Data entries

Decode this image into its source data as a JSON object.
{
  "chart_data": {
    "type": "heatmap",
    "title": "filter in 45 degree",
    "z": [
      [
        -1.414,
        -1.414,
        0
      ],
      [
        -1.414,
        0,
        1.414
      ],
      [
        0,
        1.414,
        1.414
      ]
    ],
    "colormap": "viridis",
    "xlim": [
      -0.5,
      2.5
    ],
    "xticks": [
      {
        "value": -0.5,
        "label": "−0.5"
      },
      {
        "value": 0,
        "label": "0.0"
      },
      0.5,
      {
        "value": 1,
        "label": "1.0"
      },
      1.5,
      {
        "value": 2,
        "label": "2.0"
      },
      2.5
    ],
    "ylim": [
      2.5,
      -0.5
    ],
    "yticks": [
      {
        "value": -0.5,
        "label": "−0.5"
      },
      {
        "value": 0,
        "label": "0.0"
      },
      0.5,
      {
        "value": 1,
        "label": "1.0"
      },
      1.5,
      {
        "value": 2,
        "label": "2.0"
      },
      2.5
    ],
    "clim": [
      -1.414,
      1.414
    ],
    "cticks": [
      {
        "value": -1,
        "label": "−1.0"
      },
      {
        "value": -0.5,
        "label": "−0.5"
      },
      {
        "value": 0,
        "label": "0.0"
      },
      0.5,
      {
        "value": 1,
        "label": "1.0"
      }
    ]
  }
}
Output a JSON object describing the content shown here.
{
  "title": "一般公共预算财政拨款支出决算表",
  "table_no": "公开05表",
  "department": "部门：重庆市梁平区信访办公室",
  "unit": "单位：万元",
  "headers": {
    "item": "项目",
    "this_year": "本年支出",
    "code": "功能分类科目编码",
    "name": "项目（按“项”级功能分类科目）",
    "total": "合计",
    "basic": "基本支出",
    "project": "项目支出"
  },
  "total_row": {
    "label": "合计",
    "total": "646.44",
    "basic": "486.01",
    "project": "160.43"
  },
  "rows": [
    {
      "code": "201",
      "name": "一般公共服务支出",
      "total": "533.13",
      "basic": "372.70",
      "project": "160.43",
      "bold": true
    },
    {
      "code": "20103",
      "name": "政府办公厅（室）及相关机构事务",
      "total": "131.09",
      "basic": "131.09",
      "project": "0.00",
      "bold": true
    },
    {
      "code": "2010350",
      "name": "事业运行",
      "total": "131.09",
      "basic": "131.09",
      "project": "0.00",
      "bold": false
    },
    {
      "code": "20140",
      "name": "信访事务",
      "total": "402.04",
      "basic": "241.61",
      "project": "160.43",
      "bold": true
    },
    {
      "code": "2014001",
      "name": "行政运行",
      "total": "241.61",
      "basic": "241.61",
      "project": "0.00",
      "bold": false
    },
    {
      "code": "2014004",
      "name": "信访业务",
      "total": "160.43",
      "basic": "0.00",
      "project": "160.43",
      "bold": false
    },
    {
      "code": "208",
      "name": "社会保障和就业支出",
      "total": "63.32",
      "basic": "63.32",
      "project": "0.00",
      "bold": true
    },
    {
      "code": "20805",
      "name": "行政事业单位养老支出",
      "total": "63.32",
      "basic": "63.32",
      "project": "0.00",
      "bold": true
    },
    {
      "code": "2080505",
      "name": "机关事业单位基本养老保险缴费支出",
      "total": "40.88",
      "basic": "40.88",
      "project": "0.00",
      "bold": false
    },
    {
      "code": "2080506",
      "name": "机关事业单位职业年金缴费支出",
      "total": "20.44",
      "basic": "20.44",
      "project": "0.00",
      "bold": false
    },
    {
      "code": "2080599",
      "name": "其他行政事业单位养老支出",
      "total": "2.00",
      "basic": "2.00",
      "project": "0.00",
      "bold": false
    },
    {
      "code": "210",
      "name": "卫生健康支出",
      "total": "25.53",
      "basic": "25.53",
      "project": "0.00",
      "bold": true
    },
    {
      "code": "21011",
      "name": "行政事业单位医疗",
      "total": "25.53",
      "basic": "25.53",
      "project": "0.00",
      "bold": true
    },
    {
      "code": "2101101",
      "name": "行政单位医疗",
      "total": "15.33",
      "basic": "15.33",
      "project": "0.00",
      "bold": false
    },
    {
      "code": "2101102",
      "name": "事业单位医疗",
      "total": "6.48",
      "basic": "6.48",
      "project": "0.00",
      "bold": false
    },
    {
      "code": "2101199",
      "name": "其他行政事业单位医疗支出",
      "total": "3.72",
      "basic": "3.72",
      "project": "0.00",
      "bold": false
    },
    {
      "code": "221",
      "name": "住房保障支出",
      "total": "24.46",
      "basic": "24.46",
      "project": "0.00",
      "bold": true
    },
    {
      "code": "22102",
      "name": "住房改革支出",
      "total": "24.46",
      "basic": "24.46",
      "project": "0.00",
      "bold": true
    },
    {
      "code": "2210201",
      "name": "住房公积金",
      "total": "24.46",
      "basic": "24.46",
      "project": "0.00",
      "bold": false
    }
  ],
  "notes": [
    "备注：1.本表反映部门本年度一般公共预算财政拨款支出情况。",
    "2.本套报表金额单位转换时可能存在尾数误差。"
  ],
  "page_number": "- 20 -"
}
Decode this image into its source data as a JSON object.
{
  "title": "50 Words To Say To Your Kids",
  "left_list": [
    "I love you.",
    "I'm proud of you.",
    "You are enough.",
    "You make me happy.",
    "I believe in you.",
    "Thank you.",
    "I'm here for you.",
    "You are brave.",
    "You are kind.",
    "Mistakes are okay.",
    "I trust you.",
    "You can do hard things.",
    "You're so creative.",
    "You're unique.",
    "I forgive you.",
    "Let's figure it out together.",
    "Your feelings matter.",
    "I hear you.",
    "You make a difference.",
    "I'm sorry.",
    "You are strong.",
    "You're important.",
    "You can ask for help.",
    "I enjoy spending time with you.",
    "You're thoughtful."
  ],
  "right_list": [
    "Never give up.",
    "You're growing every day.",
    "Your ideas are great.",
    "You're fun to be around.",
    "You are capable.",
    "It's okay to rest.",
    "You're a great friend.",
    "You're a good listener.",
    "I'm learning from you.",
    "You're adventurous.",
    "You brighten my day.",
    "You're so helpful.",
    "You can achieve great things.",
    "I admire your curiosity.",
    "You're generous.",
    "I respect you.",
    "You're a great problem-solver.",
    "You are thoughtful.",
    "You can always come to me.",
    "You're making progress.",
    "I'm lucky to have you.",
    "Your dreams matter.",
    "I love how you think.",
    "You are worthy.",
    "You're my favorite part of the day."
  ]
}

Direction - Return the entries above exactly as they appear.

Expected answer -
Decode this image into its source data as a JSON object.
{
  "chart_data": {
    "type": "heatmap",
    "title": "filter in 45 degree",
    "z": [
      [
        -1.414,
        -1.414,
        0
      ],
      [
        -1.414,
        0,
        1.414
      ],
      [
        0,
        1.414,
        1.414
      ]
    ],
    "colormap": "viridis",
    "xlim": [
      -0.5,
      2.5
    ],
    "xticks": [
      {
        "value": -0.5,
        "label": "−0.5"
      },
      {
        "value": 0,
        "label": "0.0"
      },
      0.5,
      {
        "value": 1,
        "label": "1.0"
      },
      1.5,
      {
        "value": 2,
        "label": "2.0"
      },
      2.5
    ],
    "ylim": [
      2.5,
      -0.5
    ],
    "yticks": [
      {
        "value": -0.5,
        "label": "−0.5"
      },
      {
        "value": 0,
        "label": "0.0"
      },
      0.5,
      {
        "value": 1,
        "label": "1.0"
      },
      1.5,
      {
        "value": 2,
        "label": "2.0"
      },
      2.5
    ],
    "clim": [
      -1.414,
      1.414
    ],
    "cticks": [
      {
        "value": -1,
        "label": "−1.0"
      },
      {
        "value": -0.5,
        "label": "−0.5"
      },
      {
        "value": 0,
        "label": "0.0"
      },
      0.5,
      {
        "value": 1,
        "label": "1.0"
      }
    ]
  }
}
Output a JSON object describing the content shown here.
{
  "title": "一般公共预算财政拨款支出决算表",
  "table_no": "公开05表",
  "department": "部门：重庆市梁平区信访办公室",
  "unit": "单位：万元",
  "headers": {
    "item": "项目",
    "this_year": "本年支出",
    "code": "功能分类科目编码",
    "name": "项目（按“项”级功能分类科目）",
    "total": "合计",
    "basic": "基本支出",
    "project": "项目支出"
  },
  "total_row": {
    "label": "合计",
    "total": "646.44",
    "basic": "486.01",
    "project": "160.43"
  },
  "rows": [
    {
      "code": "201",
      "name": "一般公共服务支出",
      "total": "533.13",
      "basic": "372.70",
      "project": "160.43",
      "bold": true
    },
    {
      "code": "20103",
      "name": "政府办公厅（室）及相关机构事务",
      "total": "131.09",
      "basic": "131.09",
      "project": "0.00",
      "bold": true
    },
    {
      "code": "2010350",
      "name": "事业运行",
      "total": "131.09",
      "basic": "131.09",
      "project": "0.00",
      "bold": false
    },
    {
      "code": "20140",
      "name": "信访事务",
      "total": "402.04",
      "basic": "241.61",
      "project": "160.43",
      "bold": true
    },
    {
      "code": "2014001",
      "name": "行政运行",
      "total": "241.61",
      "basic": "241.61",
      "project": "0.00",
      "bold": false
    },
    {
      "code": "2014004",
      "name": "信访业务",
      "total": "160.43",
      "basic": "0.00",
      "project": "160.43",
      "bold": false
    },
    {
      "code": "208",
      "name": "社会保障和就业支出",
      "total": "63.32",
      "basic": "63.32",
      "project": "0.00",
      "bold": true
    },
    {
      "code": "20805",
      "name": "行政事业单位养老支出",
      "total": "63.32",
      "basic": "63.32",
      "project": "0.00",
      "bold": true
    },
    {
      "code": "2080505",
      "name": "机关事业单位基本养老保险缴费支出",
      "total": "40.88",
      "basic": "40.88",
      "project": "0.00",
      "bold": false
    },
    {
      "code": "2080506",
      "name": "机关事业单位职业年金缴费支出",
      "total": "20.44",
      "basic": "20.44",
      "project": "0.00",
      "bold": false
    },
    {
      "code": "2080599",
      "name": "其他行政事业单位养老支出",
      "total": "2.00",
      "basic": "2.00",
      "project": "0.00",
      "bold": false
    },
    {
      "code": "210",
      "name": "卫生健康支出",
      "total": "25.53",
      "basic": "25.53",
      "project": "0.00",
      "bold": true
    },
    {
      "code": "21011",
      "name": "行政事业单位医疗",
      "total": "25.53",
      "basic": "25.53",
      "project": "0.00",
      "bold": true
    },
    {
      "code": "2101101",
      "name": "行政单位医疗",
      "total": "15.33",
      "basic": "15.33",
      "project": "0.00",
      "bold": false
    },
    {
      "code": "2101102",
      "name": "事业单位医疗",
      "total": "6.48",
      "basic": "6.48",
      "project": "0.00",
      "bold": false
    },
    {
      "code": "2101199",
      "name": "其他行政事业单位医疗支出",
      "total": "3.72",
      "basic": "3.72",
      "project": "0.00",
      "bold": false
    },
    {
      "code": "221",
      "name": "住房保障支出",
      "total": "24.46",
      "basic": "24.46",
      "project": "0.00",
      "bold": true
    },
    {
      "code": "22102",
      "name": "住房改革支出",
      "total": "24.46",
      "basic": "24.46",
      "project": "0.00",
      "bold": true
    },
    {
      "code": "2210201",
      "name": "住房公积金",
      "total": "24.46",
      "basic": "24.46",
      "project": "0.00",
      "bold": false
    }
  ],
  "notes": [
    "备注：1.本表反映部门本年度一般公共预算财政拨款支出情况。",
    "2.本套报表金额单位转换时可能存在尾数误差。"
  ],
  "page_number": "- 20 -"
}
Decode this image into its source data as a JSON object.
{
  "title": "50 Words To Say To Your Kids",
  "left_list": [
    "I love you.",
    "I'm proud of you.",
    "You are enough.",
    "You make me happy.",
    "I believe in you.",
    "Thank you.",
    "I'm here for you.",
    "You are brave.",
    "You are kind.",
    "Mistakes are okay.",
    "I trust you.",
    "You can do hard things.",
    "You're so creative.",
    "You're unique.",
    "I forgive you.",
    "Let's figure it out together.",
    "Your feelings matter.",
    "I hear you.",
    "You make a difference.",
    "I'm sorry.",
    "You are strong.",
    "You're important.",
    "You can ask for help.",
    "I enjoy spending time with you.",
    "You're thoughtful."
  ],
  "right_list": [
    "Never give up.",
    "You're growing every day.",
    "Your ideas are great.",
    "You're fun to be around.",
    "You are capable.",
    "It's okay to rest.",
    "You're a great friend.",
    "You're a good listener.",
    "I'm learning from you.",
    "You're adventurous.",
    "You brighten my day.",
    "You're so helpful.",
    "You can achieve great things.",
    "I admire your curiosity.",
    "You're generous.",
    "I respect you.",
    "You're a great problem-solver.",
    "You are thoughtful.",
    "You can always come to me.",
    "You're making progress.",
    "I'm lucky to have you.",
    "Your dreams matter.",
    "I love how you think.",
    "You are worthy.",
    "You're my favorite part of the day."
  ]
}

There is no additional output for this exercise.